*Work to complete*
Set the listing down again in full, word for word, with the pictures left out.

*Information given*

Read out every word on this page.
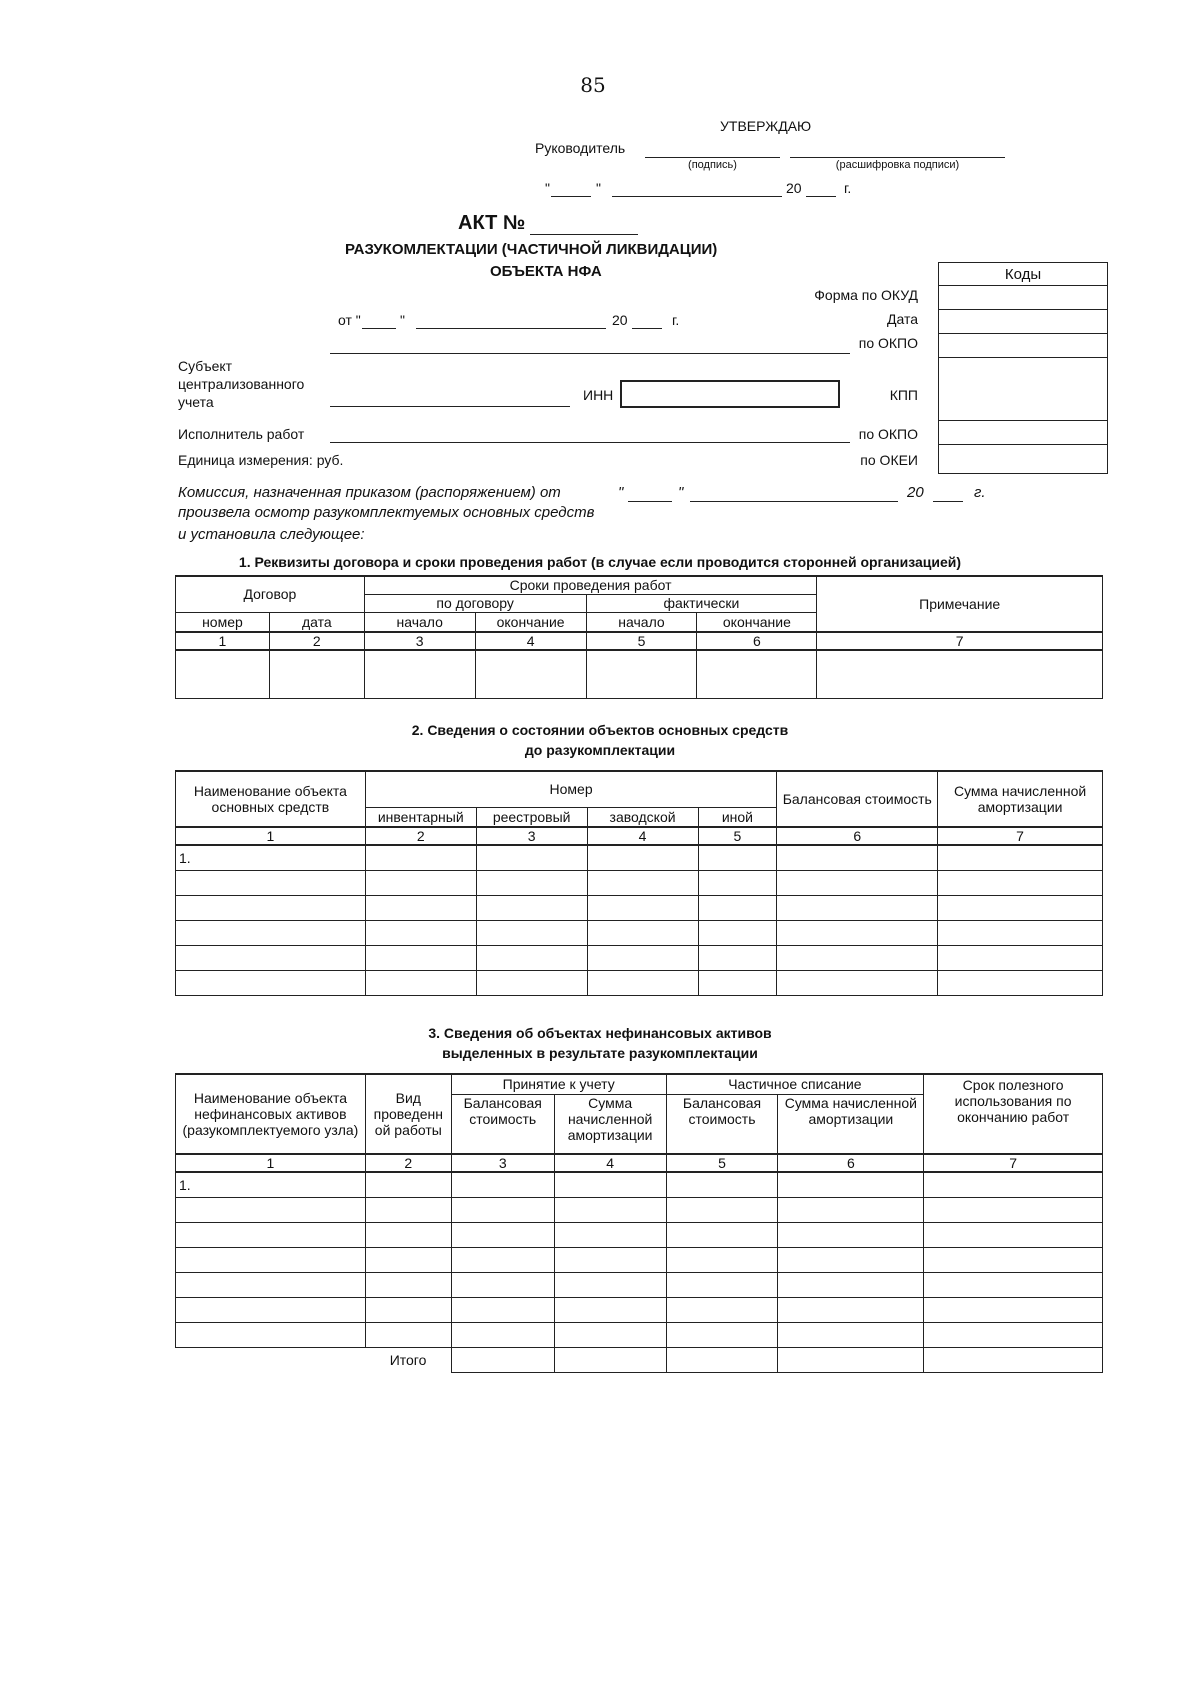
85
УТВЕРЖДАЮ
Руководитель
(подпись)	(расшифровка подписи)
"	"	20	г.
АКТ №
РАЗУКОМЛЕКТАЦИИ (ЧАСТИЧНОЙ ЛИКВИДАЦИИ)
ОБЪЕКТА НФА	Коды

Форма по ОКУД
Дата
по ОКПО
КПП
по ОКПО
по ОКЕИ
от "	"	20	г.
Субъект централизованного учета	ИНН
Исполнитель работ
Единица измерения: руб.
Комиссия, назначенная приказом (распоряжением) от	"	"	20	г.
произвела осмотр разукомплектуемых основных средств
и установила следующее:
1. Реквизиты договора и сроки проведения работ (в случае если проводится сторонней организацией)
Договор		Сроки проведения работ				Примечание
		по договору		фактически		
номер	дата	начало	окончание	начало	окончание	
1	2	3	4	5	6	7

2. Сведения о состоянии объектов основных средств
до разукомплектации
Наименование объекта основных средств	Номер				Балансовая стоимость	Сумма начисленной амортизации
	инвентарный	реестровый	заводской	иной		
1	2	3	4	5	6	7
1.						

3. Сведения об объектах нефинансовых активов
выделенных в результате разукомплектации
Наименование объекта нефинансовых активов (разукомплектуемого узла)	Вид проведенн ой работы	Принятие к учету		Частичное списание		Срок полезного использования по окончанию работ
		Балансовая стоимость	Сумма начисленной амортизации	Балансовая стоимость	Сумма начисленной амортизации	
1	2	3	4	5	6	7
1.						

	Итого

*Correct response*
Read out every word on this page.
85
УТВЕРЖДАЮ
Руководитель
(подпись)	(расшифровка подписи)
"	"	20	г.
АКТ №
РАЗУКОМЛЕКТАЦИИ (ЧАСТИЧНОЙ ЛИКВИДАЦИИ)
ОБЪЕКТА НФА	Коды

Форма по ОКУД
Дата
по ОКПО
КПП
по ОКПО
по ОКЕИ
от "	"	20	г.
Субъект централизованного учета	ИНН
Исполнитель работ
Единица измерения: руб.
Комиссия, назначенная приказом (распоряжением) от	"	"	20	г.
произвела осмотр разукомплектуемых основных средств
и установила следующее:
1. Реквизиты договора и сроки проведения работ (в случае если проводится сторонней организацией)
Договор		Сроки проведения работ				Примечание
		по договору		фактически		
номер	дата	начало	окончание	начало	окончание	
1	2	3	4	5	6	7

2. Сведения о состоянии объектов основных средств
до разукомплектации
Наименование объекта основных средств	Номер				Балансовая стоимость	Сумма начисленной амортизации
	инвентарный	реестровый	заводской	иной		
1	2	3	4	5	6	7
1.						

3. Сведения об объектах нефинансовых активов
выделенных в результате разукомплектации
Наименование объекта нефинансовых активов (разукомплектуемого узла)	Вид проведенн ой работы	Принятие к учету		Частичное списание		Срок полезного использования по окончанию работ
		Балансовая стоимость	Сумма начисленной амортизации	Балансовая стоимость	Сумма начисленной амортизации	
1	2	3	4	5	6	7
1.						

	Итого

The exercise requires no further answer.